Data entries

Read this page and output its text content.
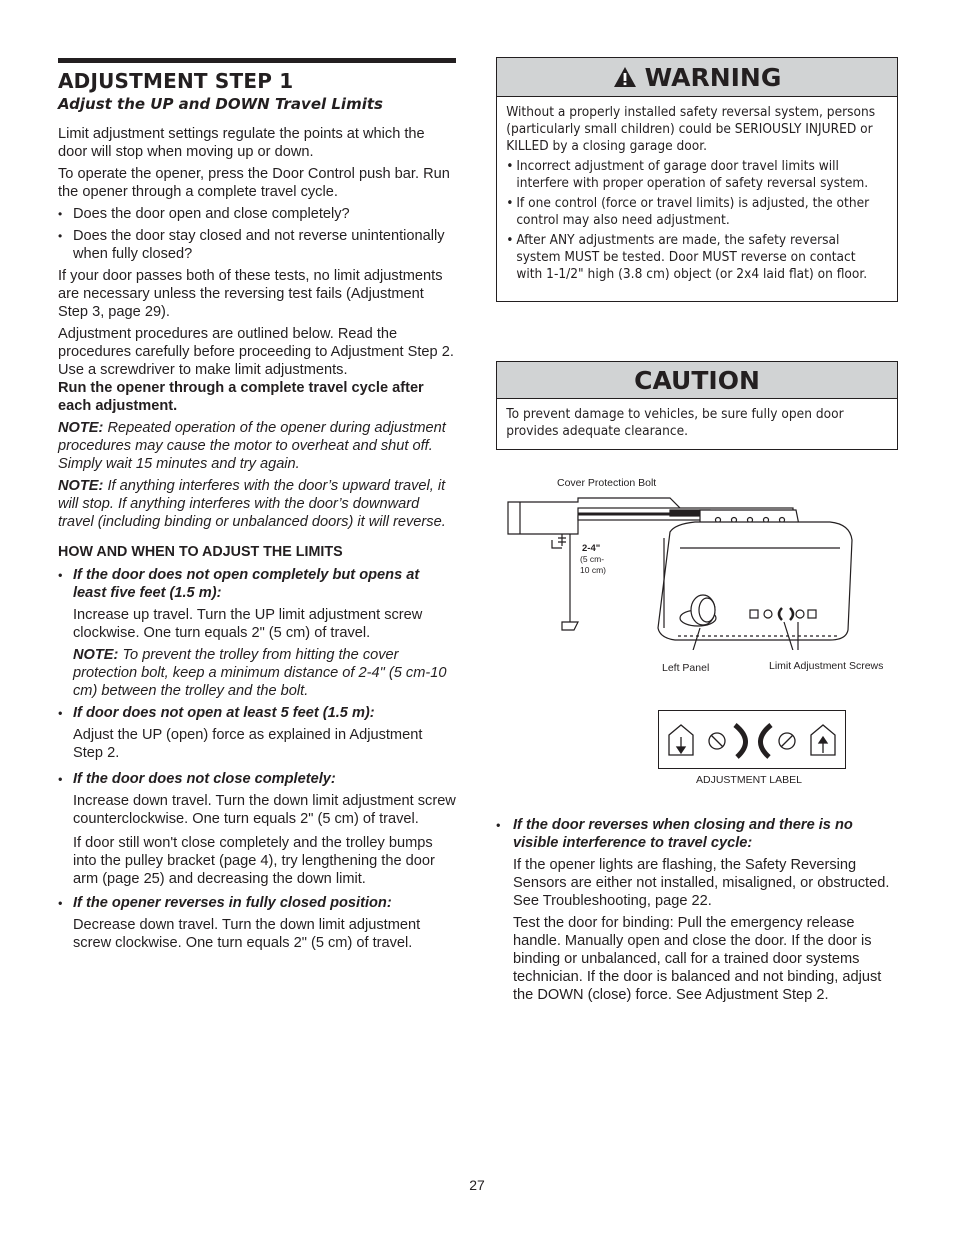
ADJUSTMENT STEP 1
Adjust the UP and DOWN Travel Limits

Limit adjustment settings regulate the points at which the door will stop when moving up or down.

To operate the opener, press the Door Control push bar. Run the opener through a complete travel cycle.

• Does the door open and close completely?
• Does the door stay closed and not reverse unintentionally when fully closed?

If your door passes both of these tests, no limit adjustments are necessary unless the reversing test fails (Adjustment Step 3, page 29).

Adjustment procedures are outlined below. Read the procedures carefully before proceeding to Adjustment Step 2. Use a screwdriver to make limit adjustments.

Run the opener through a complete travel cycle after each adjustment.

NOTE: Repeated operation of the opener during adjustment procedures may cause the motor to overheat and shut off. Simply wait 15 minutes and try again.

NOTE: If anything interferes with the door’s upward travel, it will stop. If anything interferes with the door’s downward travel (including binding or unbalanced doors) it will reverse.

HOW AND WHEN TO ADJUST THE LIMITS
• If the door does not open completely but opens at least five feet (1.5 m):

Increase up travel. Turn the UP limit adjustment screw clockwise. One turn equals 2" (5 cm) of travel.

NOTE: To prevent the trolley from hitting the cover protection bolt, keep a minimum distance of 2-4" (5 cm-10 cm) between the trolley and the bolt.

• If door does not open at least 5 feet (1.5 m):

Adjust the UP (open) force as explained in Adjustment Step 2.

• If the door does not close completely:

Increase down travel. Turn the down limit adjustment screw counterclockwise. One turn equals 2" (5 cm) of travel.

If door still won't close completely and the trolley bumps into the pulley bracket (page 4), try lengthening the door arm (page 25) and decreasing the down limit.

• If the opener reverses in fully closed position:

Decrease down travel. Turn the down limit adjustment screw clockwise. One turn equals 2" (5 cm) of travel.

WARNING

Without a properly installed safety reversal system, persons (particularly small children) could be SERIOUSLY INJURED or KILLED by a closing garage door.

• Incorrect adjustment of garage door travel limits will interfere with proper operation of safety reversal system.
• If one control (force or travel limits) is adjusted, the other control may also need adjustment.
• After ANY adjustments are made, the safety reversal system MUST be tested. Door MUST reverse on contact with 1-1/2" high (3.8 cm) object (or 2x4 laid flat) on floor.
CAUTION

To prevent damage to vehicles, be sure fully open door provides adequate clearance.

Cover Protection Bolt
2-4"
(5 cm-
10 cm)
Left Panel	Limit Adjustment Screws
ADJUSTMENT LABEL
• If the door reverses when closing and there is no visible interference to travel cycle:

If the opener lights are flashing, the Safety Reversing Sensors are either not installed, misaligned, or obstructed. See Troubleshooting, page 22.

Test the door for binding: Pull the emergency release handle. Manually open and close the door. If the door is binding or unbalanced, call for a trained door systems technician. If the door is balanced and not binding, adjust the DOWN (close) force. See Adjustment Step 2.

27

Task description: Leave out the pictures and output every record above precisely as given.

Exercise solution:
Read this page and output its text content.
ADJUSTMENT STEP 1
Adjust the UP and DOWN Travel Limits

Limit adjustment settings regulate the points at which the door will stop when moving up or down.

To operate the opener, press the Door Control push bar. Run the opener through a complete travel cycle.

• Does the door open and close completely?
• Does the door stay closed and not reverse unintentionally when fully closed?

If your door passes both of these tests, no limit adjustments are necessary unless the reversing test fails (Adjustment Step 3, page 29).

Adjustment procedures are outlined below. Read the procedures carefully before proceeding to Adjustment Step 2. Use a screwdriver to make limit adjustments.

Run the opener through a complete travel cycle after each adjustment.

NOTE: Repeated operation of the opener during adjustment procedures may cause the motor to overheat and shut off. Simply wait 15 minutes and try again.

NOTE: If anything interferes with the door’s upward travel, it will stop. If anything interferes with the door’s downward travel (including binding or unbalanced doors) it will reverse.

HOW AND WHEN TO ADJUST THE LIMITS
• If the door does not open completely but opens at least five feet (1.5 m):

Increase up travel. Turn the UP limit adjustment screw clockwise. One turn equals 2" (5 cm) of travel.

NOTE: To prevent the trolley from hitting the cover protection bolt, keep a minimum distance of 2-4" (5 cm-10 cm) between the trolley and the bolt.

• If door does not open at least 5 feet (1.5 m):

Adjust the UP (open) force as explained in Adjustment Step 2.

• If the door does not close completely:

Increase down travel. Turn the down limit adjustment screw counterclockwise. One turn equals 2" (5 cm) of travel.

If door still won't close completely and the trolley bumps into the pulley bracket (page 4), try lengthening the door arm (page 25) and decreasing the down limit.

• If the opener reverses in fully closed position:

Decrease down travel. Turn the down limit adjustment screw clockwise. One turn equals 2" (5 cm) of travel.

WARNING

Without a properly installed safety reversal system, persons (particularly small children) could be SERIOUSLY INJURED or KILLED by a closing garage door.

• Incorrect adjustment of garage door travel limits will interfere with proper operation of safety reversal system.
• If one control (force or travel limits) is adjusted, the other control may also need adjustment.
• After ANY adjustments are made, the safety reversal system MUST be tested. Door MUST reverse on contact with 1-1/2" high (3.8 cm) object (or 2x4 laid flat) on floor.
CAUTION

To prevent damage to vehicles, be sure fully open door provides adequate clearance.

Cover Protection Bolt
2-4"
(5 cm-
10 cm)
Left Panel	Limit Adjustment Screws
ADJUSTMENT LABEL
• If the door reverses when closing and there is no visible interference to travel cycle:

If the opener lights are flashing, the Safety Reversing Sensors are either not installed, misaligned, or obstructed. See Troubleshooting, page 22.

Test the door for binding: Pull the emergency release handle. Manually open and close the door. If the door is binding or unbalanced, call for a trained door systems technician. If the door is balanced and not binding, adjust the DOWN (close) force. See Adjustment Step 2.

27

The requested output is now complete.